Aim of the task:
Restate the entire listing word for word.

(Collected data)
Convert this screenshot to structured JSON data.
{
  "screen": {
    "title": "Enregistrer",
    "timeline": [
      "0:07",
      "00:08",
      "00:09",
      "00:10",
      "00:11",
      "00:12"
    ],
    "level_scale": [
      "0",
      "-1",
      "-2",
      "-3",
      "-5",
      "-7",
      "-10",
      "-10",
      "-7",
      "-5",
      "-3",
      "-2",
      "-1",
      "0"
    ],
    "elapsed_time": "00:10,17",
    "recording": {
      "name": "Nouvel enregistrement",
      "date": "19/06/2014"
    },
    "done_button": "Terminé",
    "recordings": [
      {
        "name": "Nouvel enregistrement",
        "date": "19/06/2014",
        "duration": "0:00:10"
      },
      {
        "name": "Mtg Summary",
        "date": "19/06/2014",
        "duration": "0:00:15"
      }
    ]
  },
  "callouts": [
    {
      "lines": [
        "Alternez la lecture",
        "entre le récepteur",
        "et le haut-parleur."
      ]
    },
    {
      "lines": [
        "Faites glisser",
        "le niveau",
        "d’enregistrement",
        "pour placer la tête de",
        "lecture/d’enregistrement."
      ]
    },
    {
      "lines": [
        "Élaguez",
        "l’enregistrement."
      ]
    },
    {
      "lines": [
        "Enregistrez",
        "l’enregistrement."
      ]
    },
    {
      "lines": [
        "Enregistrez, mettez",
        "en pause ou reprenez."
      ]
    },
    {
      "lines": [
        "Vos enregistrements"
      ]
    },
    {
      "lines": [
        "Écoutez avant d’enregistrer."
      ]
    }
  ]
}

Solution for this problem:
Convert this screenshot to structured JSON data.
{
  "screen": {
    "title": "Enregistrer",
    "timeline": [
      "0:07",
      "00:08",
      "00:09",
      "00:10",
      "00:11",
      "00:12"
    ],
    "level_scale": [
      "0",
      "-1",
      "-2",
      "-3",
      "-5",
      "-7",
      "-10",
      "-10",
      "-7",
      "-5",
      "-3",
      "-2",
      "-1",
      "0"
    ],
    "elapsed_time": "00:10,17",
    "recording": {
      "name": "Nouvel enregistrement",
      "date": "19/06/2014"
    },
    "done_button": "Terminé",
    "recordings": [
      {
        "name": "Nouvel enregistrement",
        "date": "19/06/2014",
        "duration": "0:00:10"
      },
      {
        "name": "Mtg Summary",
        "date": "19/06/2014",
        "duration": "0:00:15"
      }
    ]
  },
  "callouts": [
    {
      "lines": [
        "Alternez la lecture",
        "entre le récepteur",
        "et le haut-parleur."
      ]
    },
    {
      "lines": [
        "Faites glisser",
        "le niveau",
        "d’enregistrement",
        "pour placer la tête de",
        "lecture/d’enregistrement."
      ]
    },
    {
      "lines": [
        "Élaguez",
        "l’enregistrement."
      ]
    },
    {
      "lines": [
        "Enregistrez",
        "l’enregistrement."
      ]
    },
    {
      "lines": [
        "Enregistrez, mettez",
        "en pause ou reprenez."
      ]
    },
    {
      "lines": [
        "Vos enregistrements"
      ]
    },
    {
      "lines": [
        "Écoutez avant d’enregistrer."
      ]
    }
  ]
}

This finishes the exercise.